• To do
Repeat the listing in full, preserving every character.

------------------------

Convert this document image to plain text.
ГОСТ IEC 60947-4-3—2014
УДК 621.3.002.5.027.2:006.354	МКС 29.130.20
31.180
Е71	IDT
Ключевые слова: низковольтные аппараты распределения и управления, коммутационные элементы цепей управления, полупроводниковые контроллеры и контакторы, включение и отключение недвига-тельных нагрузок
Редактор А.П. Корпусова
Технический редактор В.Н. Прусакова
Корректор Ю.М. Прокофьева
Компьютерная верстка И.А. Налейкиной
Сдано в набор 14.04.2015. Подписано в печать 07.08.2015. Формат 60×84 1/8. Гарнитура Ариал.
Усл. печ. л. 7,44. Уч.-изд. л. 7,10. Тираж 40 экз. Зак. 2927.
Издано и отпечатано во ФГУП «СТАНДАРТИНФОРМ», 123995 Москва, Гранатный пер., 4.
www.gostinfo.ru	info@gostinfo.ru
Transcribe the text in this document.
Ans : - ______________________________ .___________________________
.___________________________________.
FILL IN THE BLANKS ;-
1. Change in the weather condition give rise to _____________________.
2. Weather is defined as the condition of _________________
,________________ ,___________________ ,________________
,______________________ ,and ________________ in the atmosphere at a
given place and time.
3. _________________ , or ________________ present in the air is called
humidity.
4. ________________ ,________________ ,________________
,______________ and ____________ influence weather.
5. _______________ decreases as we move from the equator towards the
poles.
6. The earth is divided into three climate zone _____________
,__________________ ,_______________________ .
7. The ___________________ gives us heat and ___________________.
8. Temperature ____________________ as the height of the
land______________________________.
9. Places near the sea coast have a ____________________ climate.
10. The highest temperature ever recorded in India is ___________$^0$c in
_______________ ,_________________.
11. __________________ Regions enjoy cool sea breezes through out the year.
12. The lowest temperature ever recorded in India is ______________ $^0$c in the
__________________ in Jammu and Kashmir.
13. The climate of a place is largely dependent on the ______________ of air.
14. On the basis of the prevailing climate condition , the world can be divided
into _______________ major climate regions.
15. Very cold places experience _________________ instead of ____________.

------------------------

• Right answer
Convert this document image to plain text.
ГОСТ IEC 60947-4-3—2014
УДК 621.3.002.5.027.2:006.354	МКС 29.130.20
31.180
Е71	IDT
Ключевые слова: низковольтные аппараты распределения и управления, коммутационные элементы цепей управления, полупроводниковые контроллеры и контакторы, включение и отключение недвига-тельных нагрузок
Редактор А.П. Корпусова
Технический редактор В.Н. Прусакова
Корректор Ю.М. Прокофьева
Компьютерная верстка И.А. Налейкиной
Сдано в набор 14.04.2015. Подписано в печать 07.08.2015. Формат 60×84 1/8. Гарнитура Ариал.
Усл. печ. л. 7,44. Уч.-изд. л. 7,10. Тираж 40 экз. Зак. 2927.
Издано и отпечатано во ФГУП «СТАНДАРТИНФОРМ», 123995 Москва, Гранатный пер., 4.
www.gostinfo.ru	info@gostinfo.ru
Transcribe the text in this document.
Ans : - ______________________________ .___________________________
.___________________________________.
FILL IN THE BLANKS ;-
1. Change in the weather condition give rise to _____________________.
2. Weather is defined as the condition of _________________
,________________ ,___________________ ,________________
,______________________ ,and ________________ in the atmosphere at a
given place and time.
3. _________________ , or ________________ present in the air is called
humidity.
4. ________________ ,________________ ,________________
,______________ and ____________ influence weather.
5. _______________ decreases as we move from the equator towards the
poles.
6. The earth is divided into three climate zone _____________
,__________________ ,_______________________ .
7. The ___________________ gives us heat and ___________________.
8. Temperature ____________________ as the height of the
land______________________________.
9. Places near the sea coast have a ____________________ climate.
10. The highest temperature ever recorded in India is ___________$^0$c in
_______________ ,_________________.
11. __________________ Regions enjoy cool sea breezes through out the year.
12. The lowest temperature ever recorded in India is ______________ $^0$c in the
__________________ in Jammu and Kashmir.
13. The climate of a place is largely dependent on the ______________ of air.
14. On the basis of the prevailing climate condition , the world can be divided
into _______________ major climate regions.
15. Very cold places experience _________________ instead of ____________.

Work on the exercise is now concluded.